Exclude the pictures, then repeat the remaining data exactly.

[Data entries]
• • • • •
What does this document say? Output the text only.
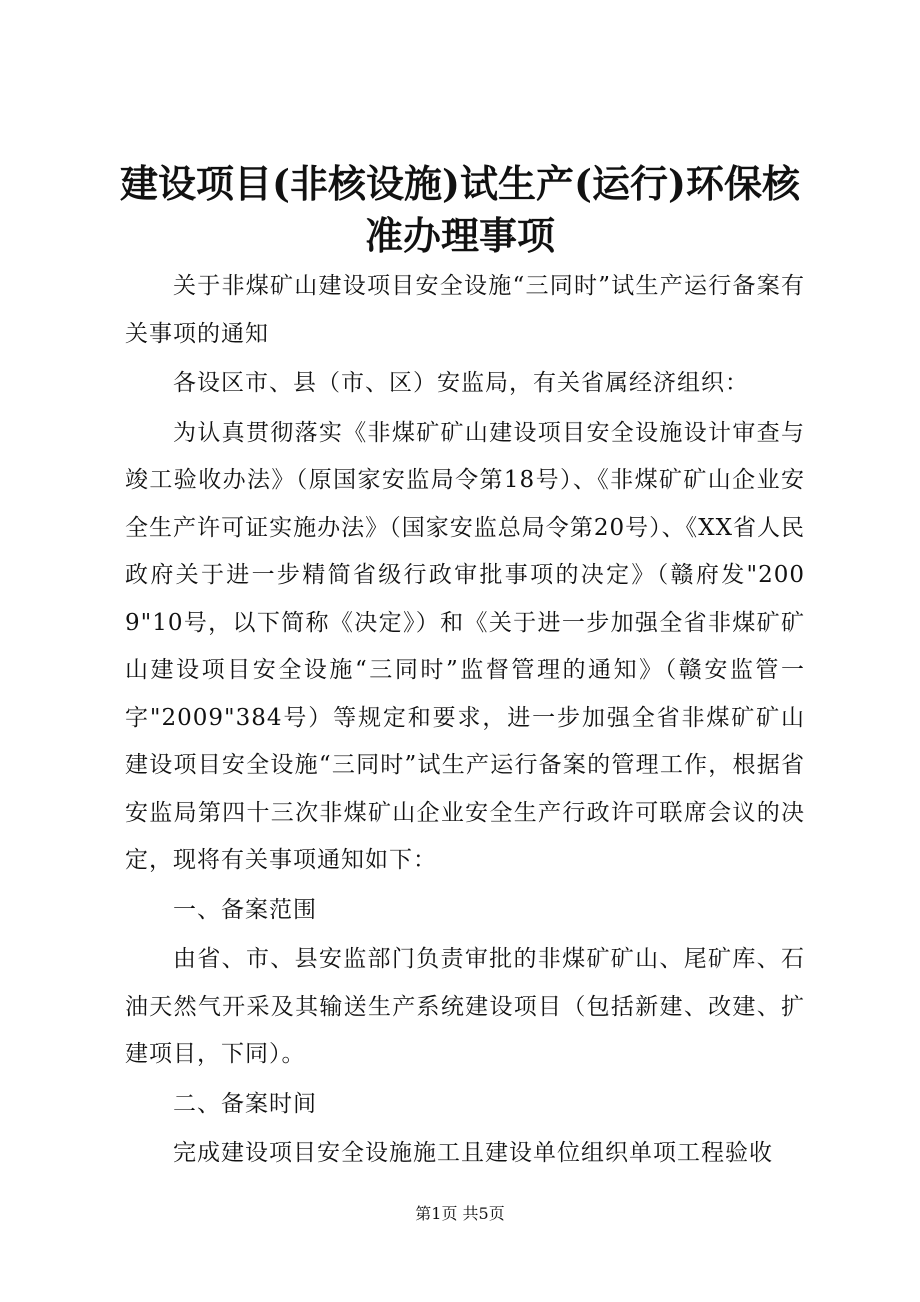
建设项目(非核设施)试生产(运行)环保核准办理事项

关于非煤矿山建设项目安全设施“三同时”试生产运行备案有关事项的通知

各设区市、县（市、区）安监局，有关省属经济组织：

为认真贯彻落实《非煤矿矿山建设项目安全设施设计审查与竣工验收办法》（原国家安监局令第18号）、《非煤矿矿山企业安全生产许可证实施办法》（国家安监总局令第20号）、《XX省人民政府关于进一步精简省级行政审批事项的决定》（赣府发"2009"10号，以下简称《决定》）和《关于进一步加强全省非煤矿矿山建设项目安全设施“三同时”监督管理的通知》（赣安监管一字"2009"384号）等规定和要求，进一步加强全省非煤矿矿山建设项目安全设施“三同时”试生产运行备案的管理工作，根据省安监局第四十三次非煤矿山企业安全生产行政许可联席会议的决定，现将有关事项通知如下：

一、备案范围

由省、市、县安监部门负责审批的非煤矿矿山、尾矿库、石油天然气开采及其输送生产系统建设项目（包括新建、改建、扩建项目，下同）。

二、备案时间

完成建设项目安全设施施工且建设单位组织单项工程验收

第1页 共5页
• • • • •
§ **SOLUTION TO THE PROBLEM**
What does this document say? Output the text only.
建设项目(非核设施)试生产(运行)环保核准办理事项

关于非煤矿山建设项目安全设施“三同时”试生产运行备案有关事项的通知

各设区市、县（市、区）安监局，有关省属经济组织：

为认真贯彻落实《非煤矿矿山建设项目安全设施设计审查与竣工验收办法》（原国家安监局令第18号）、《非煤矿矿山企业安全生产许可证实施办法》（国家安监总局令第20号）、《XX省人民政府关于进一步精简省级行政审批事项的决定》（赣府发"2009"10号，以下简称《决定》）和《关于进一步加强全省非煤矿矿山建设项目安全设施“三同时”监督管理的通知》（赣安监管一字"2009"384号）等规定和要求，进一步加强全省非煤矿矿山建设项目安全设施“三同时”试生产运行备案的管理工作，根据省安监局第四十三次非煤矿山企业安全生产行政许可联席会议的决定，现将有关事项通知如下：

一、备案范围

由省、市、县安监部门负责审批的非煤矿矿山、尾矿库、石油天然气开采及其输送生产系统建设项目（包括新建、改建、扩建项目，下同）。

二、备案时间

完成建设项目安全设施施工且建设单位组织单项工程验收

第1页 共5页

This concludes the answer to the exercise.